Structured figure records

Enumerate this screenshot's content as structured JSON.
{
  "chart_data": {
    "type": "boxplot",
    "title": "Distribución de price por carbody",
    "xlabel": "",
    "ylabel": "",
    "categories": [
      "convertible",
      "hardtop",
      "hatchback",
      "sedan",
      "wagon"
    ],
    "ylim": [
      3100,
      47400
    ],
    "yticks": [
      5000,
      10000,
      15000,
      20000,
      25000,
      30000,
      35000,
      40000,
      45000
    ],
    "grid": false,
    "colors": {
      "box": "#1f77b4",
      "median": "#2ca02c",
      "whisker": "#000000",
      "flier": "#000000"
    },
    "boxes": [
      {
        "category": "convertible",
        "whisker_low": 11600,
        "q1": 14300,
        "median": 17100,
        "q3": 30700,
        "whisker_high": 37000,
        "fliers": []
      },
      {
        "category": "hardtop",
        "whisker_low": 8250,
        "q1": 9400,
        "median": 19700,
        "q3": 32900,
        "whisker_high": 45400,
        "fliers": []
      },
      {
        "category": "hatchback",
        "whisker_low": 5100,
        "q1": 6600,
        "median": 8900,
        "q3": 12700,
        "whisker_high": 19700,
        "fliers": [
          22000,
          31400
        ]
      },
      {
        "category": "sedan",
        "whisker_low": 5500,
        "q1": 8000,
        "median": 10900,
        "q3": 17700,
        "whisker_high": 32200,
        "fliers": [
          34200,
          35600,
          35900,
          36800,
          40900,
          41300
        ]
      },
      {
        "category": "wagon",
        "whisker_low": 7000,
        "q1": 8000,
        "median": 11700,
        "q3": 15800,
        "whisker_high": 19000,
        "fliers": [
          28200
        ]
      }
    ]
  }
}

__What you need to do__.
Type out the whole listing above again, exactly as it stands.

__Solution to this task__.
Enumerate this screenshot's content as structured JSON.
{
  "chart_data": {
    "type": "boxplot",
    "title": "Distribución de price por carbody",
    "xlabel": "",
    "ylabel": "",
    "categories": [
      "convertible",
      "hardtop",
      "hatchback",
      "sedan",
      "wagon"
    ],
    "ylim": [
      3100,
      47400
    ],
    "yticks": [
      5000,
      10000,
      15000,
      20000,
      25000,
      30000,
      35000,
      40000,
      45000
    ],
    "grid": false,
    "colors": {
      "box": "#1f77b4",
      "median": "#2ca02c",
      "whisker": "#000000",
      "flier": "#000000"
    },
    "boxes": [
      {
        "category": "convertible",
        "whisker_low": 11600,
        "q1": 14300,
        "median": 17100,
        "q3": 30700,
        "whisker_high": 37000,
        "fliers": []
      },
      {
        "category": "hardtop",
        "whisker_low": 8250,
        "q1": 9400,
        "median": 19700,
        "q3": 32900,
        "whisker_high": 45400,
        "fliers": []
      },
      {
        "category": "hatchback",
        "whisker_low": 5100,
        "q1": 6600,
        "median": 8900,
        "q3": 12700,
        "whisker_high": 19700,
        "fliers": [
          22000,
          31400
        ]
      },
      {
        "category": "sedan",
        "whisker_low": 5500,
        "q1": 8000,
        "median": 10900,
        "q3": 17700,
        "whisker_high": 32200,
        "fliers": [
          34200,
          35600,
          35900,
          36800,
          40900,
          41300
        ]
      },
      {
        "category": "wagon",
        "whisker_low": 7000,
        "q1": 8000,
        "median": 11700,
        "q3": 15800,
        "whisker_high": 19000,
        "fliers": [
          28200
        ]
      }
    ]
  }
}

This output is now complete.